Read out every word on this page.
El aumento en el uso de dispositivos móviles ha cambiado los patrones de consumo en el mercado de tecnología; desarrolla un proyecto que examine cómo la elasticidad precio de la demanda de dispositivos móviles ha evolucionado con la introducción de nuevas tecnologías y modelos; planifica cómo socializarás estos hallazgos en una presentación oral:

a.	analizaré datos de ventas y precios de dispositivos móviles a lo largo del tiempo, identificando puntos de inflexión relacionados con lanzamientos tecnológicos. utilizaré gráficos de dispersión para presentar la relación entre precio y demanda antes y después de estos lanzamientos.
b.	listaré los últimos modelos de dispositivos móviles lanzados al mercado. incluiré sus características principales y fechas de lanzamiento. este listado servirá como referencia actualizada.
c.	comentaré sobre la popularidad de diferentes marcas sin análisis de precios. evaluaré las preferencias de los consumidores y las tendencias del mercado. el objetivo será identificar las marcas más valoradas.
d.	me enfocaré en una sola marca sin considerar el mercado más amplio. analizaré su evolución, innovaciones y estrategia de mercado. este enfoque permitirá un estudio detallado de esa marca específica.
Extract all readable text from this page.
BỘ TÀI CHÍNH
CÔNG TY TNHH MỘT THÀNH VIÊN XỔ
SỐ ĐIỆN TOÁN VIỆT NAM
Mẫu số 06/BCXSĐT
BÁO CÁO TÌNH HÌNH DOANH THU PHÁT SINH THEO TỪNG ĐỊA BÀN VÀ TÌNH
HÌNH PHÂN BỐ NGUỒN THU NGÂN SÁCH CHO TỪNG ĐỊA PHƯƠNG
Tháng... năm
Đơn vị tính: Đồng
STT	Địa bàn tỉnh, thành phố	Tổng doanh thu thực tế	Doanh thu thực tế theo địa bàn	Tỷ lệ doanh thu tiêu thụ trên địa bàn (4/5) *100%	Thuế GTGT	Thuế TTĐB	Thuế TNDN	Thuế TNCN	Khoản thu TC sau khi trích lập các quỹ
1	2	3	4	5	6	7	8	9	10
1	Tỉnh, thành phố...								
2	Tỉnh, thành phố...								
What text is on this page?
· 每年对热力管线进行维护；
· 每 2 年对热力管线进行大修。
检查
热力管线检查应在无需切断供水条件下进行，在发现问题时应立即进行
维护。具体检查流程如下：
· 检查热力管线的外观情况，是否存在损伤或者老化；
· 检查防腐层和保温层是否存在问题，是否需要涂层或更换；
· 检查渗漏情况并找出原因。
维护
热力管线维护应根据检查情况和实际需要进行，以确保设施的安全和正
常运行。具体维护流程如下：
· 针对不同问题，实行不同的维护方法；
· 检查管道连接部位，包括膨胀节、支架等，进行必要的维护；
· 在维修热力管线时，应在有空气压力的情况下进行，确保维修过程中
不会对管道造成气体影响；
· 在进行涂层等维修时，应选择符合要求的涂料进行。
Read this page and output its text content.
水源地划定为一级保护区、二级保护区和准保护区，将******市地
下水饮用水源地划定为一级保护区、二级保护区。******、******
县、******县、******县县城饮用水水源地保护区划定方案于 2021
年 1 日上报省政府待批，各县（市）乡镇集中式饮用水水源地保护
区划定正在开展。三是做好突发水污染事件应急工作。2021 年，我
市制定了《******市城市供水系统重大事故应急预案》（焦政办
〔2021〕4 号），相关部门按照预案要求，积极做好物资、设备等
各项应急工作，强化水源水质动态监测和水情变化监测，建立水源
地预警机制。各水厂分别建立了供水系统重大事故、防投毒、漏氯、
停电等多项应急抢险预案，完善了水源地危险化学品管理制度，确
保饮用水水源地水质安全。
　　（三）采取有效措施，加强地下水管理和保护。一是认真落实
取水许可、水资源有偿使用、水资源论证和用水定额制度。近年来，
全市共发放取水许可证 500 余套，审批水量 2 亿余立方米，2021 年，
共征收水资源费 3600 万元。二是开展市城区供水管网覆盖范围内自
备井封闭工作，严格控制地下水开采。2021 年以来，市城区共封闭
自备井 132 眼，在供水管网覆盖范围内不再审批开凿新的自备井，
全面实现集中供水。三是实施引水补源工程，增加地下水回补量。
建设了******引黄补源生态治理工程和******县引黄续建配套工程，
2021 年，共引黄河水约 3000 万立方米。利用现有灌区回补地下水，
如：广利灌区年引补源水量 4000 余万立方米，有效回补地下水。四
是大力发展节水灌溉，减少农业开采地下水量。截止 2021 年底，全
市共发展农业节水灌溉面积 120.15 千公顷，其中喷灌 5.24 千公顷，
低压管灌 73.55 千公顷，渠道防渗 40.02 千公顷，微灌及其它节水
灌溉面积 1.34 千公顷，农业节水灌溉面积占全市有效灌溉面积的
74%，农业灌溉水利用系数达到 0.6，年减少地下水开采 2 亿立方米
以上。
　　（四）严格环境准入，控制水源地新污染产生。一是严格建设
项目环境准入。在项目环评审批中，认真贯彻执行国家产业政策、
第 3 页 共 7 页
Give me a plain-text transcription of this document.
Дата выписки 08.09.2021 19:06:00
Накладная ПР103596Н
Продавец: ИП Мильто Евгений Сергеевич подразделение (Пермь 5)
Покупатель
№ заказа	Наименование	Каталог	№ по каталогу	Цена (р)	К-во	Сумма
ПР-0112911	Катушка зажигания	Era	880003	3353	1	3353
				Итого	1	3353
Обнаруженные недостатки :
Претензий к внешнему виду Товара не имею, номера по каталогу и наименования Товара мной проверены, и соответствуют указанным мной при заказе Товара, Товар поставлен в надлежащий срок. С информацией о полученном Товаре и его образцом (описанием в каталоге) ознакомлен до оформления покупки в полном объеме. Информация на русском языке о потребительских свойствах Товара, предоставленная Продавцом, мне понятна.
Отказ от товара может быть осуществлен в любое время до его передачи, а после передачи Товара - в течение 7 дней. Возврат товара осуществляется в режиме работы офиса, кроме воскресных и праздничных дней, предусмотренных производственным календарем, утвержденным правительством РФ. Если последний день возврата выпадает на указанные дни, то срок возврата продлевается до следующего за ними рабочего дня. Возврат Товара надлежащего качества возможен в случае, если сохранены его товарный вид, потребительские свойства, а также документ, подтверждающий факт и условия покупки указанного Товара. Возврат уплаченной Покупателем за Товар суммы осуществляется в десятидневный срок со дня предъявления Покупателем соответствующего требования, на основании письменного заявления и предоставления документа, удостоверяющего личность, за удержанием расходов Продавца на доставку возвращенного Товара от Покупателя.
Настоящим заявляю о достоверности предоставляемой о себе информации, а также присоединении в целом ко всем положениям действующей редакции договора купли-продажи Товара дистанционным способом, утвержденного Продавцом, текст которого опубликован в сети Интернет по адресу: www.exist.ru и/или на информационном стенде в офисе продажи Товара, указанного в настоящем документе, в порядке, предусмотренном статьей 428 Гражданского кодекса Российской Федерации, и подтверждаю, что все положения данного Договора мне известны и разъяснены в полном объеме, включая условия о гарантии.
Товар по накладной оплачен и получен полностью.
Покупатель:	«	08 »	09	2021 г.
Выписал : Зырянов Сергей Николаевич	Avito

######

## Short problem
Output an exact copy of each record.

## Written answer
Read out every word on this page.
El aumento en el uso de dispositivos móviles ha cambiado los patrones de consumo en el mercado de tecnología; desarrolla un proyecto que examine cómo la elasticidad precio de la demanda de dispositivos móviles ha evolucionado con la introducción de nuevas tecnologías y modelos; planifica cómo socializarás estos hallazgos en una presentación oral:

a.	analizaré datos de ventas y precios de dispositivos móviles a lo largo del tiempo, identificando puntos de inflexión relacionados con lanzamientos tecnológicos. utilizaré gráficos de dispersión para presentar la relación entre precio y demanda antes y después de estos lanzamientos.
b.	listaré los últimos modelos de dispositivos móviles lanzados al mercado. incluiré sus características principales y fechas de lanzamiento. este listado servirá como referencia actualizada.
c.	comentaré sobre la popularidad de diferentes marcas sin análisis de precios. evaluaré las preferencias de los consumidores y las tendencias del mercado. el objetivo será identificar las marcas más valoradas.
d.	me enfocaré en una sola marca sin considerar el mercado más amplio. analizaré su evolución, innovaciones y estrategia de mercado. este enfoque permitirá un estudio detallado de esa marca específica.
Extract all readable text from this page.
BỘ TÀI CHÍNH
CÔNG TY TNHH MỘT THÀNH VIÊN XỔ
SỐ ĐIỆN TOÁN VIỆT NAM
Mẫu số 06/BCXSĐT
BÁO CÁO TÌNH HÌNH DOANH THU PHÁT SINH THEO TỪNG ĐỊA BÀN VÀ TÌNH
HÌNH PHÂN BỐ NGUỒN THU NGÂN SÁCH CHO TỪNG ĐỊA PHƯƠNG
Tháng... năm
Đơn vị tính: Đồng
STT	Địa bàn tỉnh, thành phố	Tổng doanh thu thực tế	Doanh thu thực tế theo địa bàn	Tỷ lệ doanh thu tiêu thụ trên địa bàn (4/5) *100%	Thuế GTGT	Thuế TTĐB	Thuế TNDN	Thuế TNCN	Khoản thu TC sau khi trích lập các quỹ
1	2	3	4	5	6	7	8	9	10
1	Tỉnh, thành phố...								
2	Tỉnh, thành phố...								
What text is on this page?
· 每年对热力管线进行维护；
· 每 2 年对热力管线进行大修。
检查
热力管线检查应在无需切断供水条件下进行，在发现问题时应立即进行
维护。具体检查流程如下：
· 检查热力管线的外观情况，是否存在损伤或者老化；
· 检查防腐层和保温层是否存在问题，是否需要涂层或更换；
· 检查渗漏情况并找出原因。
维护
热力管线维护应根据检查情况和实际需要进行，以确保设施的安全和正
常运行。具体维护流程如下：
· 针对不同问题，实行不同的维护方法；
· 检查管道连接部位，包括膨胀节、支架等，进行必要的维护；
· 在维修热力管线时，应在有空气压力的情况下进行，确保维修过程中
不会对管道造成气体影响；
· 在进行涂层等维修时，应选择符合要求的涂料进行。
Read this page and output its text content.
水源地划定为一级保护区、二级保护区和准保护区，将******市地
下水饮用水源地划定为一级保护区、二级保护区。******、******
县、******县、******县县城饮用水水源地保护区划定方案于 2021
年 1 日上报省政府待批，各县（市）乡镇集中式饮用水水源地保护
区划定正在开展。三是做好突发水污染事件应急工作。2021 年，我
市制定了《******市城市供水系统重大事故应急预案》（焦政办
〔2021〕4 号），相关部门按照预案要求，积极做好物资、设备等
各项应急工作，强化水源水质动态监测和水情变化监测，建立水源
地预警机制。各水厂分别建立了供水系统重大事故、防投毒、漏氯、
停电等多项应急抢险预案，完善了水源地危险化学品管理制度，确
保饮用水水源地水质安全。
　　（三）采取有效措施，加强地下水管理和保护。一是认真落实
取水许可、水资源有偿使用、水资源论证和用水定额制度。近年来，
全市共发放取水许可证 500 余套，审批水量 2 亿余立方米，2021 年，
共征收水资源费 3600 万元。二是开展市城区供水管网覆盖范围内自
备井封闭工作，严格控制地下水开采。2021 年以来，市城区共封闭
自备井 132 眼，在供水管网覆盖范围内不再审批开凿新的自备井，
全面实现集中供水。三是实施引水补源工程，增加地下水回补量。
建设了******引黄补源生态治理工程和******县引黄续建配套工程，
2021 年，共引黄河水约 3000 万立方米。利用现有灌区回补地下水，
如：广利灌区年引补源水量 4000 余万立方米，有效回补地下水。四
是大力发展节水灌溉，减少农业开采地下水量。截止 2021 年底，全
市共发展农业节水灌溉面积 120.15 千公顷，其中喷灌 5.24 千公顷，
低压管灌 73.55 千公顷，渠道防渗 40.02 千公顷，微灌及其它节水
灌溉面积 1.34 千公顷，农业节水灌溉面积占全市有效灌溉面积的
74%，农业灌溉水利用系数达到 0.6，年减少地下水开采 2 亿立方米
以上。
　　（四）严格环境准入，控制水源地新污染产生。一是严格建设
项目环境准入。在项目环评审批中，认真贯彻执行国家产业政策、
第 3 页 共 7 页
Give me a plain-text transcription of this document.
Дата выписки 08.09.2021 19:06:00
Накладная ПР103596Н
Продавец: ИП Мильто Евгений Сергеевич подразделение (Пермь 5)
Покупатель
№ заказа	Наименование	Каталог	№ по каталогу	Цена (р)	К-во	Сумма
ПР-0112911	Катушка зажигания	Era	880003	3353	1	3353
				Итого	1	3353
Обнаруженные недостатки :
Претензий к внешнему виду Товара не имею, номера по каталогу и наименования Товара мной проверены, и соответствуют указанным мной при заказе Товара, Товар поставлен в надлежащий срок. С информацией о полученном Товаре и его образцом (описанием в каталоге) ознакомлен до оформления покупки в полном объеме. Информация на русском языке о потребительских свойствах Товара, предоставленная Продавцом, мне понятна.
Отказ от товара может быть осуществлен в любое время до его передачи, а после передачи Товара - в течение 7 дней. Возврат товара осуществляется в режиме работы офиса, кроме воскресных и праздничных дней, предусмотренных производственным календарем, утвержденным правительством РФ. Если последний день возврата выпадает на указанные дни, то срок возврата продлевается до следующего за ними рабочего дня. Возврат Товара надлежащего качества возможен в случае, если сохранены его товарный вид, потребительские свойства, а также документ, подтверждающий факт и условия покупки указанного Товара. Возврат уплаченной Покупателем за Товар суммы осуществляется в десятидневный срок со дня предъявления Покупателем соответствующего требования, на основании письменного заявления и предоставления документа, удостоверяющего личность, за удержанием расходов Продавца на доставку возвращенного Товара от Покупателя.
Настоящим заявляю о достоверности предоставляемой о себе информации, а также присоединении в целом ко всем положениям действующей редакции договора купли-продажи Товара дистанционным способом, утвержденного Продавцом, текст которого опубликован в сети Интернет по адресу: www.exist.ru и/или на информационном стенде в офисе продажи Товара, указанного в настоящем документе, в порядке, предусмотренном статьей 428 Гражданского кодекса Российской Федерации, и подтверждаю, что все положения данного Договора мне известны и разъяснены в полном объеме, включая условия о гарантии.
Товар по накладной оплачен и получен полностью.
Покупатель:	«	08 »	09	2021 г.
Выписал : Зырянов Сергей Николаевич	Avito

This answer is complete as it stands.